The records below are to be repeated in full, exactly as they are.

++++ Records shown

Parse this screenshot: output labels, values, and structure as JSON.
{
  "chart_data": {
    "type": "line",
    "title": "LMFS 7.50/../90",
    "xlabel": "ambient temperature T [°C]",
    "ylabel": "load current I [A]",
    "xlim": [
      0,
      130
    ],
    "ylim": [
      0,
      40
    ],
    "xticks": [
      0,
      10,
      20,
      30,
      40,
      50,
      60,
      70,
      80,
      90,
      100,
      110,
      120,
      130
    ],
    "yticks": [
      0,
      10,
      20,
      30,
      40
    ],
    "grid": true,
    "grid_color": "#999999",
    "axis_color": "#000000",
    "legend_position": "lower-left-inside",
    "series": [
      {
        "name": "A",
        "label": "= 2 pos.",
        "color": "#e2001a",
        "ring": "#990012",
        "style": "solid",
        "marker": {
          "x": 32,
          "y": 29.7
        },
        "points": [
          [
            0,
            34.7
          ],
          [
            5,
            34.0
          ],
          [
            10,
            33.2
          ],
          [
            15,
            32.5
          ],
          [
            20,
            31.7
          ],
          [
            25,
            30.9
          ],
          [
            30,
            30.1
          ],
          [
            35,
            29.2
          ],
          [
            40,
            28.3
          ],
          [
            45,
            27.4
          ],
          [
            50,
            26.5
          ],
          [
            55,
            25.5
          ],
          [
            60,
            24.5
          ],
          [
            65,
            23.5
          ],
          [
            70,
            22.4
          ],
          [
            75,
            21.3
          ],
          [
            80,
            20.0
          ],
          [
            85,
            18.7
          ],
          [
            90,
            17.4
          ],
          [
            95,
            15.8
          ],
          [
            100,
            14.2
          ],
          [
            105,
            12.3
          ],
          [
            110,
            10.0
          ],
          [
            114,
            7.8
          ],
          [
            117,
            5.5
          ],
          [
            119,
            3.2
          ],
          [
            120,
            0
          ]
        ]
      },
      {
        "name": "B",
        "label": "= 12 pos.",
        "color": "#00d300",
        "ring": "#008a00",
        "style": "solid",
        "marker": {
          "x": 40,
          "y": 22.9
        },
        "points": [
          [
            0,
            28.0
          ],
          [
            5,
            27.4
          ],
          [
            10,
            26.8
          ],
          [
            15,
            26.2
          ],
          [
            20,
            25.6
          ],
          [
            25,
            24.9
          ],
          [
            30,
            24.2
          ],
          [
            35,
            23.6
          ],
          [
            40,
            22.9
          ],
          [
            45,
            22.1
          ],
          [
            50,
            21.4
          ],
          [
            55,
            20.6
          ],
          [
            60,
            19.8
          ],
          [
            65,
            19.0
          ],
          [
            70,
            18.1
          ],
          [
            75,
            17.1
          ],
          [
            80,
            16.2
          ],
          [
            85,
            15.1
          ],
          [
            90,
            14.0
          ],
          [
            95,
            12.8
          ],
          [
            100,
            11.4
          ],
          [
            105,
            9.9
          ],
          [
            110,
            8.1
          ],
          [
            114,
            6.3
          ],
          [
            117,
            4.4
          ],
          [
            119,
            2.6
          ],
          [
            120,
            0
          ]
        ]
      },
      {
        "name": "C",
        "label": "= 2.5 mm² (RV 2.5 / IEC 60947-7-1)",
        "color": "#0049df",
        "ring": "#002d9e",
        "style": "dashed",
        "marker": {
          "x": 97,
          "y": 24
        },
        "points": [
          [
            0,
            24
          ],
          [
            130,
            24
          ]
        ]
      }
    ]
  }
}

++++++++

**Result for this exercise**
Parse this screenshot: output labels, values, and structure as JSON.
{
  "chart_data": {
    "type": "line",
    "title": "LMFS 7.50/../90",
    "xlabel": "ambient temperature T [°C]",
    "ylabel": "load current I [A]",
    "xlim": [
      0,
      130
    ],
    "ylim": [
      0,
      40
    ],
    "xticks": [
      0,
      10,
      20,
      30,
      40,
      50,
      60,
      70,
      80,
      90,
      100,
      110,
      120,
      130
    ],
    "yticks": [
      0,
      10,
      20,
      30,
      40
    ],
    "grid": true,
    "grid_color": "#999999",
    "axis_color": "#000000",
    "legend_position": "lower-left-inside",
    "series": [
      {
        "name": "A",
        "label": "= 2 pos.",
        "color": "#e2001a",
        "ring": "#990012",
        "style": "solid",
        "marker": {
          "x": 32,
          "y": 29.7
        },
        "points": [
          [
            0,
            34.7
          ],
          [
            5,
            34.0
          ],
          [
            10,
            33.2
          ],
          [
            15,
            32.5
          ],
          [
            20,
            31.7
          ],
          [
            25,
            30.9
          ],
          [
            30,
            30.1
          ],
          [
            35,
            29.2
          ],
          [
            40,
            28.3
          ],
          [
            45,
            27.4
          ],
          [
            50,
            26.5
          ],
          [
            55,
            25.5
          ],
          [
            60,
            24.5
          ],
          [
            65,
            23.5
          ],
          [
            70,
            22.4
          ],
          [
            75,
            21.3
          ],
          [
            80,
            20.0
          ],
          [
            85,
            18.7
          ],
          [
            90,
            17.4
          ],
          [
            95,
            15.8
          ],
          [
            100,
            14.2
          ],
          [
            105,
            12.3
          ],
          [
            110,
            10.0
          ],
          [
            114,
            7.8
          ],
          [
            117,
            5.5
          ],
          [
            119,
            3.2
          ],
          [
            120,
            0
          ]
        ]
      },
      {
        "name": "B",
        "label": "= 12 pos.",
        "color": "#00d300",
        "ring": "#008a00",
        "style": "solid",
        "marker": {
          "x": 40,
          "y": 22.9
        },
        "points": [
          [
            0,
            28.0
          ],
          [
            5,
            27.4
          ],
          [
            10,
            26.8
          ],
          [
            15,
            26.2
          ],
          [
            20,
            25.6
          ],
          [
            25,
            24.9
          ],
          [
            30,
            24.2
          ],
          [
            35,
            23.6
          ],
          [
            40,
            22.9
          ],
          [
            45,
            22.1
          ],
          [
            50,
            21.4
          ],
          [
            55,
            20.6
          ],
          [
            60,
            19.8
          ],
          [
            65,
            19.0
          ],
          [
            70,
            18.1
          ],
          [
            75,
            17.1
          ],
          [
            80,
            16.2
          ],
          [
            85,
            15.1
          ],
          [
            90,
            14.0
          ],
          [
            95,
            12.8
          ],
          [
            100,
            11.4
          ],
          [
            105,
            9.9
          ],
          [
            110,
            8.1
          ],
          [
            114,
            6.3
          ],
          [
            117,
            4.4
          ],
          [
            119,
            2.6
          ],
          [
            120,
            0
          ]
        ]
      },
      {
        "name": "C",
        "label": "= 2.5 mm² (RV 2.5 / IEC 60947-7-1)",
        "color": "#0049df",
        "ring": "#002d9e",
        "style": "dashed",
        "marker": {
          "x": 97,
          "y": 24
        },
        "points": [
          [
            0,
            24
          ],
          [
            130,
            24
          ]
        ]
      }
    ]
  }
}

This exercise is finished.